Task objective: Each record below should appear again exactly as written.

>> start Raw data

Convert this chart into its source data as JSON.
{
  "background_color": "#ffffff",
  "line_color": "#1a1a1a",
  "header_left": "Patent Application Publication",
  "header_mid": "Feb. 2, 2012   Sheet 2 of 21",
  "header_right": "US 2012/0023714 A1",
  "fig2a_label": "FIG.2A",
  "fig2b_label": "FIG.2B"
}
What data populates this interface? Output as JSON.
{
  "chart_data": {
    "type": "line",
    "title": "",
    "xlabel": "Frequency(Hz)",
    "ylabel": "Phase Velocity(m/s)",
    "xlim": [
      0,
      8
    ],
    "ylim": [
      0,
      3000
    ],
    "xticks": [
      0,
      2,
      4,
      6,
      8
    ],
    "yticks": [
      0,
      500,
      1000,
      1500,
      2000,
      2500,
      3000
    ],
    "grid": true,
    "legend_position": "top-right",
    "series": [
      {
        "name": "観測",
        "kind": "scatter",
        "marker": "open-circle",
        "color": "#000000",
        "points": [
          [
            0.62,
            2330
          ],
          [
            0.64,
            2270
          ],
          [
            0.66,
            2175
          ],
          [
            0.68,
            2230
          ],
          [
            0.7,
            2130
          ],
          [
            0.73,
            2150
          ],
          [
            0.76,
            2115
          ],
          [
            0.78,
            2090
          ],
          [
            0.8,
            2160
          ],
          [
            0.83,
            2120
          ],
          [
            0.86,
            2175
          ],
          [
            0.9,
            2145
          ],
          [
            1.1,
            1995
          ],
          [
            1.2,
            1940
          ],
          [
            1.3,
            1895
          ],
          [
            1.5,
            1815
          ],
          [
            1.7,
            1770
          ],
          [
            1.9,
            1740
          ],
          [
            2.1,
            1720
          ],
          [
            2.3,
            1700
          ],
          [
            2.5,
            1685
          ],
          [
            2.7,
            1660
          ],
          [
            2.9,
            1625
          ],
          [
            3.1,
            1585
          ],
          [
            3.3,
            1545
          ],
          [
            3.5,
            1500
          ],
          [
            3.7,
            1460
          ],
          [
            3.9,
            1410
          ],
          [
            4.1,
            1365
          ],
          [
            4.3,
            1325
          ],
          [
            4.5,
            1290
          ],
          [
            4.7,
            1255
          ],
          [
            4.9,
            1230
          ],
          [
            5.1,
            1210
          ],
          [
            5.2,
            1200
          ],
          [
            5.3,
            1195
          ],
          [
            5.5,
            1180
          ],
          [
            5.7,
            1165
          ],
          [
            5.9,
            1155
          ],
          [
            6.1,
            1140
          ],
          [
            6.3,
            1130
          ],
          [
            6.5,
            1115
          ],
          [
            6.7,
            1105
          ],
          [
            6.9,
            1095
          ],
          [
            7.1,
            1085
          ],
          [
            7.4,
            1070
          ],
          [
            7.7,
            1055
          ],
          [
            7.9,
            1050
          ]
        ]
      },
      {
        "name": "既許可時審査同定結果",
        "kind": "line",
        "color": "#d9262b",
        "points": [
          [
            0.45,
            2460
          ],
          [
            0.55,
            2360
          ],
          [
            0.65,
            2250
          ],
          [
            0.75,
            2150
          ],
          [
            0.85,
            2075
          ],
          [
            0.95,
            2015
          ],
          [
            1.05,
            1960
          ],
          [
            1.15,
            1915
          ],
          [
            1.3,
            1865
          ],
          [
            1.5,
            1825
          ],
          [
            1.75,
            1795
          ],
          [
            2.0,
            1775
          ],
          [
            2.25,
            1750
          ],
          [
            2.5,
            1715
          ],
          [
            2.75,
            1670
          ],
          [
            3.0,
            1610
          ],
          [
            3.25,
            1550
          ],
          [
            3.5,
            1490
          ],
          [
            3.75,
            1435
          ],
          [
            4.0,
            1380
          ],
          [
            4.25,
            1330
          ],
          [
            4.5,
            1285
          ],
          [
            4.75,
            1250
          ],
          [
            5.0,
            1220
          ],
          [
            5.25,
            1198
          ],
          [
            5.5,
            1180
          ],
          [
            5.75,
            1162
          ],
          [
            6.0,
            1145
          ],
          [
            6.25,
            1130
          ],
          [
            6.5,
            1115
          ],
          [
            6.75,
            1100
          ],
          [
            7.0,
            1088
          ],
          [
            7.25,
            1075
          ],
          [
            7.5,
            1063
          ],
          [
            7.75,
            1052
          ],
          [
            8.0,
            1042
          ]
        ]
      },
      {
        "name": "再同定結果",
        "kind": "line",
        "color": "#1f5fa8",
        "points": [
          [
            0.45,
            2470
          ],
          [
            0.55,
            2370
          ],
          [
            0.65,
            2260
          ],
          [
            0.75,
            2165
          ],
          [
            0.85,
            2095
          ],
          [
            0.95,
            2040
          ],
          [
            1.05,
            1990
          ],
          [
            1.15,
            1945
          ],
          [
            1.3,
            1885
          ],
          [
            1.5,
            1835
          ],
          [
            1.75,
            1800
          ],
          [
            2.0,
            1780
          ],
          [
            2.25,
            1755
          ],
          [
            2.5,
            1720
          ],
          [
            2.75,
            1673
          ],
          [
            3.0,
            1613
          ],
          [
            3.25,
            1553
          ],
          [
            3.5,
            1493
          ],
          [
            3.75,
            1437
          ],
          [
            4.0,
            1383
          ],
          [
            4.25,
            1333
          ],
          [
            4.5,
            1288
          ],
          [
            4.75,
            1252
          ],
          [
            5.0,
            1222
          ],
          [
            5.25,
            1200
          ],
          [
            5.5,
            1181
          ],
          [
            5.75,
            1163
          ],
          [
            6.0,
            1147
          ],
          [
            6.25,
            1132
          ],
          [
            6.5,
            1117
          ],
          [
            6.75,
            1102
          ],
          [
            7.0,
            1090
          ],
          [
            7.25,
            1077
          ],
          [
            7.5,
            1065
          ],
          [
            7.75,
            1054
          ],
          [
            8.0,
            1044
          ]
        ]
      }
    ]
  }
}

>> end Raw data

Task output:
Convert this chart into its source data as JSON.
{
  "background_color": "#ffffff",
  "line_color": "#1a1a1a",
  "header_left": "Patent Application Publication",
  "header_mid": "Feb. 2, 2012   Sheet 2 of 21",
  "header_right": "US 2012/0023714 A1",
  "fig2a_label": "FIG.2A",
  "fig2b_label": "FIG.2B"
}
What data populates this interface? Output as JSON.
{
  "chart_data": {
    "type": "line",
    "title": "",
    "xlabel": "Frequency(Hz)",
    "ylabel": "Phase Velocity(m/s)",
    "xlim": [
      0,
      8
    ],
    "ylim": [
      0,
      3000
    ],
    "xticks": [
      0,
      2,
      4,
      6,
      8
    ],
    "yticks": [
      0,
      500,
      1000,
      1500,
      2000,
      2500,
      3000
    ],
    "grid": true,
    "legend_position": "top-right",
    "series": [
      {
        "name": "観測",
        "kind": "scatter",
        "marker": "open-circle",
        "color": "#000000",
        "points": [
          [
            0.62,
            2330
          ],
          [
            0.64,
            2270
          ],
          [
            0.66,
            2175
          ],
          [
            0.68,
            2230
          ],
          [
            0.7,
            2130
          ],
          [
            0.73,
            2150
          ],
          [
            0.76,
            2115
          ],
          [
            0.78,
            2090
          ],
          [
            0.8,
            2160
          ],
          [
            0.83,
            2120
          ],
          [
            0.86,
            2175
          ],
          [
            0.9,
            2145
          ],
          [
            1.1,
            1995
          ],
          [
            1.2,
            1940
          ],
          [
            1.3,
            1895
          ],
          [
            1.5,
            1815
          ],
          [
            1.7,
            1770
          ],
          [
            1.9,
            1740
          ],
          [
            2.1,
            1720
          ],
          [
            2.3,
            1700
          ],
          [
            2.5,
            1685
          ],
          [
            2.7,
            1660
          ],
          [
            2.9,
            1625
          ],
          [
            3.1,
            1585
          ],
          [
            3.3,
            1545
          ],
          [
            3.5,
            1500
          ],
          [
            3.7,
            1460
          ],
          [
            3.9,
            1410
          ],
          [
            4.1,
            1365
          ],
          [
            4.3,
            1325
          ],
          [
            4.5,
            1290
          ],
          [
            4.7,
            1255
          ],
          [
            4.9,
            1230
          ],
          [
            5.1,
            1210
          ],
          [
            5.2,
            1200
          ],
          [
            5.3,
            1195
          ],
          [
            5.5,
            1180
          ],
          [
            5.7,
            1165
          ],
          [
            5.9,
            1155
          ],
          [
            6.1,
            1140
          ],
          [
            6.3,
            1130
          ],
          [
            6.5,
            1115
          ],
          [
            6.7,
            1105
          ],
          [
            6.9,
            1095
          ],
          [
            7.1,
            1085
          ],
          [
            7.4,
            1070
          ],
          [
            7.7,
            1055
          ],
          [
            7.9,
            1050
          ]
        ]
      },
      {
        "name": "既許可時審査同定結果",
        "kind": "line",
        "color": "#d9262b",
        "points": [
          [
            0.45,
            2460
          ],
          [
            0.55,
            2360
          ],
          [
            0.65,
            2250
          ],
          [
            0.75,
            2150
          ],
          [
            0.85,
            2075
          ],
          [
            0.95,
            2015
          ],
          [
            1.05,
            1960
          ],
          [
            1.15,
            1915
          ],
          [
            1.3,
            1865
          ],
          [
            1.5,
            1825
          ],
          [
            1.75,
            1795
          ],
          [
            2.0,
            1775
          ],
          [
            2.25,
            1750
          ],
          [
            2.5,
            1715
          ],
          [
            2.75,
            1670
          ],
          [
            3.0,
            1610
          ],
          [
            3.25,
            1550
          ],
          [
            3.5,
            1490
          ],
          [
            3.75,
            1435
          ],
          [
            4.0,
            1380
          ],
          [
            4.25,
            1330
          ],
          [
            4.5,
            1285
          ],
          [
            4.75,
            1250
          ],
          [
            5.0,
            1220
          ],
          [
            5.25,
            1198
          ],
          [
            5.5,
            1180
          ],
          [
            5.75,
            1162
          ],
          [
            6.0,
            1145
          ],
          [
            6.25,
            1130
          ],
          [
            6.5,
            1115
          ],
          [
            6.75,
            1100
          ],
          [
            7.0,
            1088
          ],
          [
            7.25,
            1075
          ],
          [
            7.5,
            1063
          ],
          [
            7.75,
            1052
          ],
          [
            8.0,
            1042
          ]
        ]
      },
      {
        "name": "再同定結果",
        "kind": "line",
        "color": "#1f5fa8",
        "points": [
          [
            0.45,
            2470
          ],
          [
            0.55,
            2370
          ],
          [
            0.65,
            2260
          ],
          [
            0.75,
            2165
          ],
          [
            0.85,
            2095
          ],
          [
            0.95,
            2040
          ],
          [
            1.05,
            1990
          ],
          [
            1.15,
            1945
          ],
          [
            1.3,
            1885
          ],
          [
            1.5,
            1835
          ],
          [
            1.75,
            1800
          ],
          [
            2.0,
            1780
          ],
          [
            2.25,
            1755
          ],
          [
            2.5,
            1720
          ],
          [
            2.75,
            1673
          ],
          [
            3.0,
            1613
          ],
          [
            3.25,
            1553
          ],
          [
            3.5,
            1493
          ],
          [
            3.75,
            1437
          ],
          [
            4.0,
            1383
          ],
          [
            4.25,
            1333
          ],
          [
            4.5,
            1288
          ],
          [
            4.75,
            1252
          ],
          [
            5.0,
            1222
          ],
          [
            5.25,
            1200
          ],
          [
            5.5,
            1181
          ],
          [
            5.75,
            1163
          ],
          [
            6.0,
            1147
          ],
          [
            6.25,
            1132
          ],
          [
            6.5,
            1117
          ],
          [
            6.75,
            1102
          ],
          [
            7.0,
            1090
          ],
          [
            7.25,
            1077
          ],
          [
            7.5,
            1065
          ],
          [
            7.75,
            1054
          ],
          [
            8.0,
            1044
          ]
        ]
      }
    ]
  }
}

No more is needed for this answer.